* TASK PROMPT *
Return the material exactly as supplied, apart from the pictures, which are omitted.

* start RECORDS *

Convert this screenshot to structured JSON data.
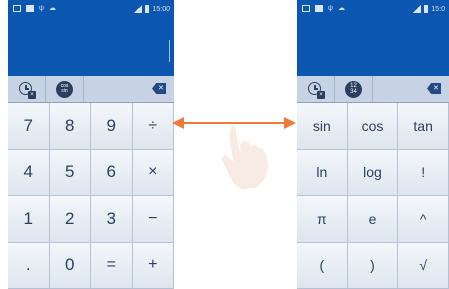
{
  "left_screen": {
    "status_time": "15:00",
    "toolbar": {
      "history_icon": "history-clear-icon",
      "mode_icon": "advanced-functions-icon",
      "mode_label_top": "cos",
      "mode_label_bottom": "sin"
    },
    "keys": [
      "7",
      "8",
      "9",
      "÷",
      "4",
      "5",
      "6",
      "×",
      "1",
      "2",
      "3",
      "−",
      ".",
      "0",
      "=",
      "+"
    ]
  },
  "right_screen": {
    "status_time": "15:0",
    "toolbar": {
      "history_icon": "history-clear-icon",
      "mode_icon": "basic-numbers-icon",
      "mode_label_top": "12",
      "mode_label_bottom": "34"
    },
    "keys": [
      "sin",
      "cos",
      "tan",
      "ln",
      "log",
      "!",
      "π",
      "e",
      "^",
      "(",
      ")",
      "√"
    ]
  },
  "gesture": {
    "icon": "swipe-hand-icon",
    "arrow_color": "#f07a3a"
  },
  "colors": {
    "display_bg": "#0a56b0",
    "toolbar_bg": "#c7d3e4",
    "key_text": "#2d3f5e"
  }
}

* end RECORDS *

* TASK RESULT *
Convert this screenshot to structured JSON data.
{
  "left_screen": {
    "status_time": "15:00",
    "toolbar": {
      "history_icon": "history-clear-icon",
      "mode_icon": "advanced-functions-icon",
      "mode_label_top": "cos",
      "mode_label_bottom": "sin"
    },
    "keys": [
      "7",
      "8",
      "9",
      "÷",
      "4",
      "5",
      "6",
      "×",
      "1",
      "2",
      "3",
      "−",
      ".",
      "0",
      "=",
      "+"
    ]
  },
  "right_screen": {
    "status_time": "15:0",
    "toolbar": {
      "history_icon": "history-clear-icon",
      "mode_icon": "basic-numbers-icon",
      "mode_label_top": "12",
      "mode_label_bottom": "34"
    },
    "keys": [
      "sin",
      "cos",
      "tan",
      "ln",
      "log",
      "!",
      "π",
      "e",
      "^",
      "(",
      ")",
      "√"
    ]
  },
  "gesture": {
    "icon": "swipe-hand-icon",
    "arrow_color": "#f07a3a"
  },
  "colors": {
    "display_bg": "#0a56b0",
    "toolbar_bg": "#c7d3e4",
    "key_text": "#2d3f5e"
  }
}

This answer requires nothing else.